## Supplied passage
_ _ _ _ _ _ _
I’m now 6 months into my journey of solo bootstrapping a profitable software business, and I just want to say thanks to everyone who helped me get here. To give back, here’s 31 tricks for starting a company that I’ve learned along the way.
Email
1. Start cold outreach with the words "I'm reaching out because". It rapidly raises trust.
2. Skip writing the parts no one reads: "Just following up", "hope you're well".
3. Get a reply from non-responders by sending a single word: "bump"
4. Put the question you want to ask at the start of a paragraph, at the end, or on its own line—never in the middle of other text.
Pitch decks
5. Make a short deck (< 10 slides) for when people ask for an overview of what you do.
6. Keep the deck under 3 minutes of presentation time.
7. Before the pitch, say how long it'll take. People pay attention better if they know how long they need to focus.
8. Deck formula: start with the problem you solve, then the solution to that problem, then only the most important details
9. Give the problem you solve a name. Mine is the $10,000 demo problem.
Marketing
10. Make product taglines start with a strong verb or adverb + verb combo. Verbs are easier to picture in the mind's eye. ("Rapidly simulate production traffic to your backend")
_ _ _ _ _ _ _
## Raw data

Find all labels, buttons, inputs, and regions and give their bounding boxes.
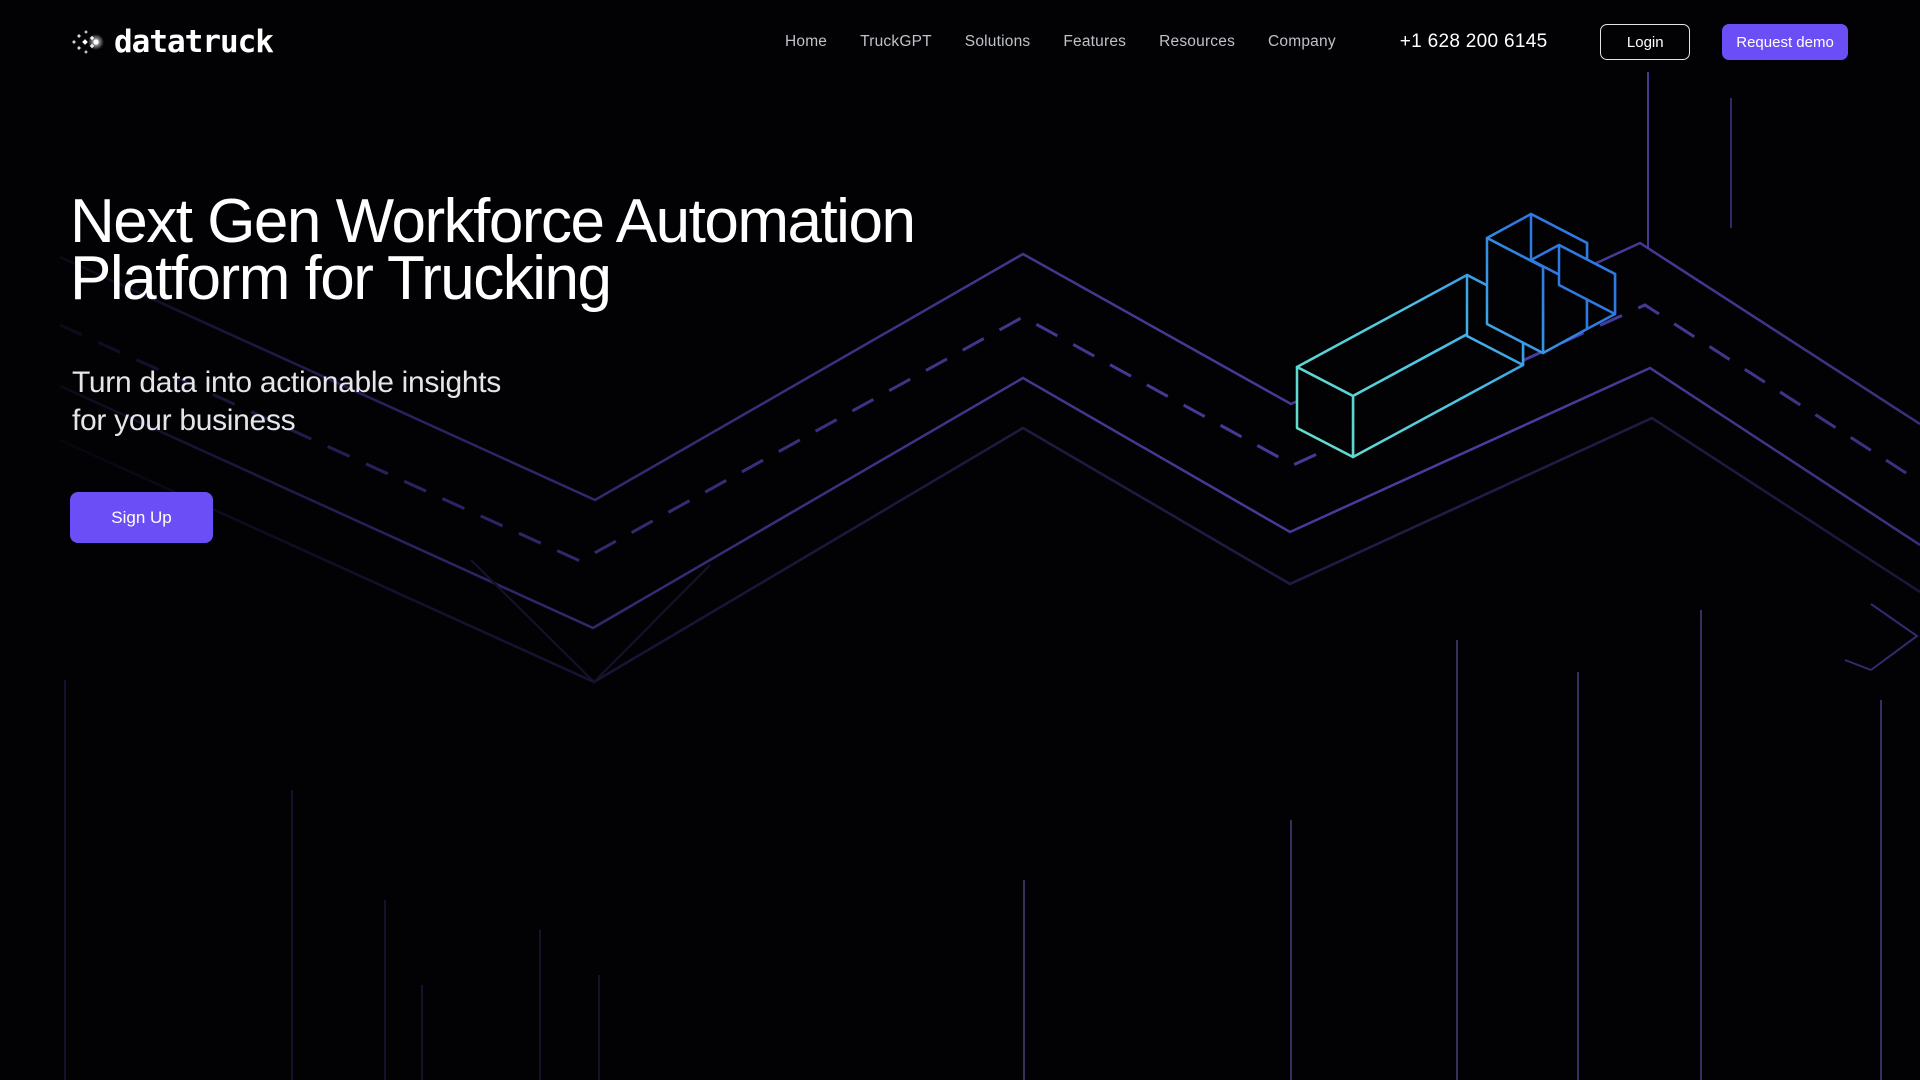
_ _ _ _ _ _ _
## What is asked
1. In the startup tips post, what name does the author give to the problem they solve?
2. Write the next part of the startup tips post, picking up right after its last tip.
The lines above are separate material from the startup tips post.

## Responses per task
1. The $10,000 demo problem.

2.
11. Start sub taglines with the name of the product and what category it fits in. Is it a cow, chicken, or fish? ("ShadowTraffic is a containerized service for declaratively generating data, packed with knobs to perfectly mimic your production traffic.")
Sales calls
12. If you've never met, spend 10 seconds telling them who you are and why you're worth taking seriously. They don't yet trust you.
13. Ask who they are and what their role is—no one wants to be purely sold to, and you need this information anyway.
14. Speak slowly so you're not misunderstood. If they're confused, you're toast.
15. Find out if they're serious about using your product by asking if the problem you solve is on their roadmap.
Product
16. Build the website before you build the product.
17. Make a waitlist on the website to gather leads. Do it on the cheap with a Google Form and an S3 static site.
Misc
18. Design - use 5-7 colors, and up to 10 shades of each color.
19. Support - use Slack Connect to provide customer service.
20. Social media - avoid ending text on abstract words that are hard to visualize, especially prepositions like "for" and "in". Strong final words ring in the reader's ear.
21. Writing - people are busy. Write your text. Then write the TLDR. Then delete everything but the TLDR.
22. Writing - to convince someone, start by praising their work, then use the word "but" to start your criticism. It draws people in without being harsh.
Workflow
23. Use timers to get into flow without worry about missing mid-day meetings.
24. Plan goals using a combination of result and process goals. Result goals are what you want to happen. Process goals are what you will do to make the result happen.
25. Write down the reason you want to achieve each goal. Review it before you start work.
26. Make long-term (6+ month) goals, weekly goals, and daily goals that link to one other.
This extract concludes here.